— Directions for this task —
How many lines in the records below contain the string "panel", matching case exactly? Reply with the number alone.
-- begin Given data --
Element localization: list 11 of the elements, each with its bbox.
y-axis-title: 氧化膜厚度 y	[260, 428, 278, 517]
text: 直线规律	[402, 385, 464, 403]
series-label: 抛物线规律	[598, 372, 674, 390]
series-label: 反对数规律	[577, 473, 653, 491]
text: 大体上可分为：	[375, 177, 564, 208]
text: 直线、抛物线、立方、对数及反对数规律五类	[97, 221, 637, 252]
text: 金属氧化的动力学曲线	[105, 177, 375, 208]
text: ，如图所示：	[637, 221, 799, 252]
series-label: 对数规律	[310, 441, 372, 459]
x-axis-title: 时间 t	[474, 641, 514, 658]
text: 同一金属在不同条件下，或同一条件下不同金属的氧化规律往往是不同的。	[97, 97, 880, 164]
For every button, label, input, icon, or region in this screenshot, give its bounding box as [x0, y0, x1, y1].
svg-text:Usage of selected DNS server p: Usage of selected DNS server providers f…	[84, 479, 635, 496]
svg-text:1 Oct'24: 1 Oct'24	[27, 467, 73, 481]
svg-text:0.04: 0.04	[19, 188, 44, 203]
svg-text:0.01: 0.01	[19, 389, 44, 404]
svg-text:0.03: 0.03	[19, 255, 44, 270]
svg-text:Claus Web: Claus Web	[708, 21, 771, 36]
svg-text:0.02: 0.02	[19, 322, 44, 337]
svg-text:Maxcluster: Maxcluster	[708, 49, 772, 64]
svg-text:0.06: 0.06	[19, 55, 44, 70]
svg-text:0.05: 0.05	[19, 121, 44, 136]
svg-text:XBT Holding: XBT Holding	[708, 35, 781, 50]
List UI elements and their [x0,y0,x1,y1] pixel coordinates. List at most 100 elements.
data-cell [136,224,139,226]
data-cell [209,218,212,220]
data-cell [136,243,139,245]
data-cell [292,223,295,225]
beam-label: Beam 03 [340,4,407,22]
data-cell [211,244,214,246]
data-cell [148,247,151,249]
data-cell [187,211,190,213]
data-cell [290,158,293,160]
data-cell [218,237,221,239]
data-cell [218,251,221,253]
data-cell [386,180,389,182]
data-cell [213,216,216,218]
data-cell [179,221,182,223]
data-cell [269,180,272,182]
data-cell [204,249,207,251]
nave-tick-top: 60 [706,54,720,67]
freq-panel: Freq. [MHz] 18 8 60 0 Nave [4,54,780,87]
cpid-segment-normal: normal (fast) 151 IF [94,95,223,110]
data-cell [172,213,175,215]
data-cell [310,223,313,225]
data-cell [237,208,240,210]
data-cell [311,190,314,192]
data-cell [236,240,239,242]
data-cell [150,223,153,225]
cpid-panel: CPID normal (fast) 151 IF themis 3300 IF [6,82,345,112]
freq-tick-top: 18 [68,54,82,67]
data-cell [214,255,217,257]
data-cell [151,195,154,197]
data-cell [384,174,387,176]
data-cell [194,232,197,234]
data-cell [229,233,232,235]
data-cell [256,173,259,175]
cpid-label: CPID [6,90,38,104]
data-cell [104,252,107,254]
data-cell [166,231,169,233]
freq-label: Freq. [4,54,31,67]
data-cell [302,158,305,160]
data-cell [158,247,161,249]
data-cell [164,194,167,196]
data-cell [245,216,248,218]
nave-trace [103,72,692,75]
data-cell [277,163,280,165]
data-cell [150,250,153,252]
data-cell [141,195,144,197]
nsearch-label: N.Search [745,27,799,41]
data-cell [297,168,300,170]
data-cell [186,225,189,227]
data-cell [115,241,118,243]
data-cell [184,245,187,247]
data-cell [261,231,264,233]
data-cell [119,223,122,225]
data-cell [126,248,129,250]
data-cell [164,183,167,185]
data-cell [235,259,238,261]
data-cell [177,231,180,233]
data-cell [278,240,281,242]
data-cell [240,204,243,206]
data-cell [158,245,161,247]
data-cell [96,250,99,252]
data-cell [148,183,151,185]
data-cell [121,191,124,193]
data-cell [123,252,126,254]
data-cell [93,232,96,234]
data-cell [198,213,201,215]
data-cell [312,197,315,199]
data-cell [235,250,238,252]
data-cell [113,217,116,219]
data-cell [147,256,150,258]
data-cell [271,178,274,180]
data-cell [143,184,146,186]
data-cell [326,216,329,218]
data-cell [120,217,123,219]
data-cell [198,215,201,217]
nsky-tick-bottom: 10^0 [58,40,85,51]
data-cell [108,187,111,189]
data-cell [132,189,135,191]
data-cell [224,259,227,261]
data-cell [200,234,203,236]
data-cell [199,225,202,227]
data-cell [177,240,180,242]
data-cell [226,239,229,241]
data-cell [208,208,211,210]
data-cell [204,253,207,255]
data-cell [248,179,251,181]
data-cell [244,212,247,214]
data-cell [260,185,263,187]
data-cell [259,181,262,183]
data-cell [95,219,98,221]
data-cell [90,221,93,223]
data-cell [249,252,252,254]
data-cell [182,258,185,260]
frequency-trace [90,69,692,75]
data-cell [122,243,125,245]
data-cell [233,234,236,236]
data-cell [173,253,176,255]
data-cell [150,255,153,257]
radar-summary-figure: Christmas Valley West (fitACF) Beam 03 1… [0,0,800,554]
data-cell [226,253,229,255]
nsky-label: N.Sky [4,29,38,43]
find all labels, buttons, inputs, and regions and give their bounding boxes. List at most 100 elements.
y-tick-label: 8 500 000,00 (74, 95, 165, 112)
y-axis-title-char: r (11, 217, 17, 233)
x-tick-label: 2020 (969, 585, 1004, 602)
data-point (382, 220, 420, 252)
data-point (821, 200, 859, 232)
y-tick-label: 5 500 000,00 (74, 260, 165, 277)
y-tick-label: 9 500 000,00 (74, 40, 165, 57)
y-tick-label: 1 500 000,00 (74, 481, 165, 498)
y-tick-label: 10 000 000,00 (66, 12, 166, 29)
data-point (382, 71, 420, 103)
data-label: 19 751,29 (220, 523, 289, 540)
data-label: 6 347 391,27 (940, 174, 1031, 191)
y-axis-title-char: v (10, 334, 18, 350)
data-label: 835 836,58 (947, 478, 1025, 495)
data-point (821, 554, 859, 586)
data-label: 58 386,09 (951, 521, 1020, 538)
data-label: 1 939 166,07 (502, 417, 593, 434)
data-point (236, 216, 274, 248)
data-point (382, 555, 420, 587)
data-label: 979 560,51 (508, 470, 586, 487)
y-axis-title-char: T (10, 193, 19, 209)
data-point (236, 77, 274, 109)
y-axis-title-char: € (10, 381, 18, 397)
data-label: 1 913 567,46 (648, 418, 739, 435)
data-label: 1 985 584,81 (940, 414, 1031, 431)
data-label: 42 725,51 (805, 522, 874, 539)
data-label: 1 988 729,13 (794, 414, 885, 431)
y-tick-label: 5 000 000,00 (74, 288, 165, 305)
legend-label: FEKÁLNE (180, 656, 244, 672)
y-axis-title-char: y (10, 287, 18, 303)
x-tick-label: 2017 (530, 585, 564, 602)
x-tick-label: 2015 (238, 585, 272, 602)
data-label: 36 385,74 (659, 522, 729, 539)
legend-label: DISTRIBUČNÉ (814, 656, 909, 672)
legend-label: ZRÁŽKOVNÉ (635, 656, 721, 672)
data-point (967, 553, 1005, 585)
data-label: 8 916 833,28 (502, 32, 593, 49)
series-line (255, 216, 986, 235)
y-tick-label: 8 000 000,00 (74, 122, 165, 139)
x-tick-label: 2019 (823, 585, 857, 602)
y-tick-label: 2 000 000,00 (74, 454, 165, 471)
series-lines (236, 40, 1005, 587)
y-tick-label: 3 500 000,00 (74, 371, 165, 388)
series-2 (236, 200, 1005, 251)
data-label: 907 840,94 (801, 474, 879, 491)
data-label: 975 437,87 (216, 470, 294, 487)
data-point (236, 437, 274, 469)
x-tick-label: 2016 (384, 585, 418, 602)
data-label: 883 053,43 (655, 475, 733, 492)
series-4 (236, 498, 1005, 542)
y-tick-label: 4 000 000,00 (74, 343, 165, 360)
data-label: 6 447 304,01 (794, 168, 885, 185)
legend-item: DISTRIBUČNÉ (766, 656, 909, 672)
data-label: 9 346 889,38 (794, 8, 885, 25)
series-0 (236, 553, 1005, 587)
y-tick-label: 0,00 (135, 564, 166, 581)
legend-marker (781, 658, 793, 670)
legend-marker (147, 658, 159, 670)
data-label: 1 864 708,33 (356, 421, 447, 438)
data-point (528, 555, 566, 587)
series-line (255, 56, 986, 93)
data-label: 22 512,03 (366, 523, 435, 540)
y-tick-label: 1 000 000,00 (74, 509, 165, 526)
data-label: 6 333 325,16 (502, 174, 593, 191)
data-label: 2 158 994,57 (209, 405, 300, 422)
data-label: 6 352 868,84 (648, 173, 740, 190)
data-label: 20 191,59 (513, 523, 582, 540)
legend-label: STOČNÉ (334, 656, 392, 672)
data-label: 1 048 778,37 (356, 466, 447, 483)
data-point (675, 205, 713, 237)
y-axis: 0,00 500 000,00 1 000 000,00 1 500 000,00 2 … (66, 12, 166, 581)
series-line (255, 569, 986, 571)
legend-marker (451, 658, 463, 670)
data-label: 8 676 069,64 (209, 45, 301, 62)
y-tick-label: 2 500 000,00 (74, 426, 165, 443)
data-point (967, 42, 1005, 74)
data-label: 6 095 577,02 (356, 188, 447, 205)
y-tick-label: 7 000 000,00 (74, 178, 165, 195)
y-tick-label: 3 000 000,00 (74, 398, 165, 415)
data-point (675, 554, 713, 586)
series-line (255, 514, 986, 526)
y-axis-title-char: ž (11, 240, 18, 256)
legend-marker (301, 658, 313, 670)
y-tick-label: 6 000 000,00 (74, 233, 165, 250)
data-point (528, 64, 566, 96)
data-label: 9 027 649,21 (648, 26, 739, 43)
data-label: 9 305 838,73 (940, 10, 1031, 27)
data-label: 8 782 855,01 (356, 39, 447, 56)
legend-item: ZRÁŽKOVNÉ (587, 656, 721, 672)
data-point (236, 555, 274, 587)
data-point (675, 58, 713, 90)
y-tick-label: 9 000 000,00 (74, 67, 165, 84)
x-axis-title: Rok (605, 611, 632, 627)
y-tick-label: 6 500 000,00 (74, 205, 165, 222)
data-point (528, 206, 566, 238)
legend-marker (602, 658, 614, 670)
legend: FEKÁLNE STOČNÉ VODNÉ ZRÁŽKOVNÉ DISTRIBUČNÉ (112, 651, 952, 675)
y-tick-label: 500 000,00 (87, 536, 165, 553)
-- end Given data --
— Finished answer —
2